PROBLEM REQUIREMENTS
Collect every line in the records below that contains the word "cluster".

DATA EXTRACT
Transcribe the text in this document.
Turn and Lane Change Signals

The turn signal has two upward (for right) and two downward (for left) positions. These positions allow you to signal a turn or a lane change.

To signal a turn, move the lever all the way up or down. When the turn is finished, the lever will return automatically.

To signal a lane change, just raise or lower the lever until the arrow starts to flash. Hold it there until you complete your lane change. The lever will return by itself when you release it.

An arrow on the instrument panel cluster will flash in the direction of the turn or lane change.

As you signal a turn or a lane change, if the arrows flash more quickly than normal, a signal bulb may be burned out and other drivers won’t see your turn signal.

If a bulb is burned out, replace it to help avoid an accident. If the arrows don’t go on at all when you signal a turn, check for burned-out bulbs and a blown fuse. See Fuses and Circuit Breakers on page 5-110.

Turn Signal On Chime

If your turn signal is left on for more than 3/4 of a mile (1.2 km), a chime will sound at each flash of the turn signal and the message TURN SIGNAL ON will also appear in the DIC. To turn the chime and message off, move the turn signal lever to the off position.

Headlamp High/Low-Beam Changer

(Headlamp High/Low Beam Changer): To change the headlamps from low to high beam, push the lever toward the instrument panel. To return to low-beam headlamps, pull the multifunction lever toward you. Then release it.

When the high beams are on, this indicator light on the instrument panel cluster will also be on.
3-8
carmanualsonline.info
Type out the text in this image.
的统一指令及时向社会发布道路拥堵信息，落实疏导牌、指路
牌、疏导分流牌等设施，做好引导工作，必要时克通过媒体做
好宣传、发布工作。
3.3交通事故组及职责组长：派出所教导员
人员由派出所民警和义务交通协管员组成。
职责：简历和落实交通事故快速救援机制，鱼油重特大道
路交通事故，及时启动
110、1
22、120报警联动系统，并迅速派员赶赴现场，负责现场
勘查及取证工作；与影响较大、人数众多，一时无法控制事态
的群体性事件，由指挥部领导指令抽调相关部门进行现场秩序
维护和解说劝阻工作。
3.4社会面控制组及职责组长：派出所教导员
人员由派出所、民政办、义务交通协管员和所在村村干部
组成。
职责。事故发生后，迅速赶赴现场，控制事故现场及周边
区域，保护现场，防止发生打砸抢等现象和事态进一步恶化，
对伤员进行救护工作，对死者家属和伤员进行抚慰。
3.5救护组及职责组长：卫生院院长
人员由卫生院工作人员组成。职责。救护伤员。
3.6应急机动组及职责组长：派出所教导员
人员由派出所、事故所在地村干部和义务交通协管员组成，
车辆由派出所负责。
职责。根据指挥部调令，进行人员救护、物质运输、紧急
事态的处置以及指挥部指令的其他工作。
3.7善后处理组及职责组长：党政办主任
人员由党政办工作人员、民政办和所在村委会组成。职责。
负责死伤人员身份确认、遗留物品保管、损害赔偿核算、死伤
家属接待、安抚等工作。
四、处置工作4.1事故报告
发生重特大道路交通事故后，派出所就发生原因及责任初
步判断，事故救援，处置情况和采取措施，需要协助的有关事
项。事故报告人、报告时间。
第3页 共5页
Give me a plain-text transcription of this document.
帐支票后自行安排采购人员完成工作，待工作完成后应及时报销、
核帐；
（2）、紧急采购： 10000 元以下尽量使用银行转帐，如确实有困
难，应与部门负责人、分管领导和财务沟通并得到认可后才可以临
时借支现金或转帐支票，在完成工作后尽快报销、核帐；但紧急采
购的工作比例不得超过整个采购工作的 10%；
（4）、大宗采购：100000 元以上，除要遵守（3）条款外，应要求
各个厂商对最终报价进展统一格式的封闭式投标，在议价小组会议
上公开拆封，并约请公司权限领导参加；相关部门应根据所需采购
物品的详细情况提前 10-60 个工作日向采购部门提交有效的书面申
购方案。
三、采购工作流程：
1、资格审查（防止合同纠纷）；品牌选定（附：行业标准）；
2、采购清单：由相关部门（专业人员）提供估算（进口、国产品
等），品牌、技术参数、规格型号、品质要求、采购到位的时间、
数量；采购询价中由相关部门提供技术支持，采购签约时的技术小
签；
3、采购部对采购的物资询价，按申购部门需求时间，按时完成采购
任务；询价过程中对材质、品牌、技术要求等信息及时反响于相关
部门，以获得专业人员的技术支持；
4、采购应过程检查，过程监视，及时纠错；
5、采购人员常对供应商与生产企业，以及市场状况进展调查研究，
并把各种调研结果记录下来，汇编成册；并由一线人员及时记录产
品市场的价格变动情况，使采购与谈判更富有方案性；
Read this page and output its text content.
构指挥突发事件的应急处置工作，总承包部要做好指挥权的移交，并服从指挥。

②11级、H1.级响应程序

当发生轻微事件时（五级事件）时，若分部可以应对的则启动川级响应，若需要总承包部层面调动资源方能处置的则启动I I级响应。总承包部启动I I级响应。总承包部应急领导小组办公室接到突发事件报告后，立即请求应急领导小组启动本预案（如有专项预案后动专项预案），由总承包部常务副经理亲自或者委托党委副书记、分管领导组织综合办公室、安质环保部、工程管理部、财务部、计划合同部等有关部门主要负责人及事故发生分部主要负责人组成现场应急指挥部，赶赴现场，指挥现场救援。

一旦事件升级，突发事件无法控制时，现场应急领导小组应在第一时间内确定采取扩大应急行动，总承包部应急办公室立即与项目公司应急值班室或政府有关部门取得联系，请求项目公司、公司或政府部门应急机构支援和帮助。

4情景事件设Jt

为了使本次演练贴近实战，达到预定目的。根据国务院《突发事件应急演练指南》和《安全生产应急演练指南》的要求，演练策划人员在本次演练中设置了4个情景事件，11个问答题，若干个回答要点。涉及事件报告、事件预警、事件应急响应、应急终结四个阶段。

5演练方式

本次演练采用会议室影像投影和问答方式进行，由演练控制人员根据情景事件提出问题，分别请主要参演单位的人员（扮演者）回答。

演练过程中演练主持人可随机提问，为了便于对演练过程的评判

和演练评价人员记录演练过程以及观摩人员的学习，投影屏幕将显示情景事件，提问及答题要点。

EXERCISE RESPONSE
An arrow on the instrument panel cluster will flash in the direction of the turn or lane change.
When the high beams are on, this indicator light on the instrument panel cluster will also be on.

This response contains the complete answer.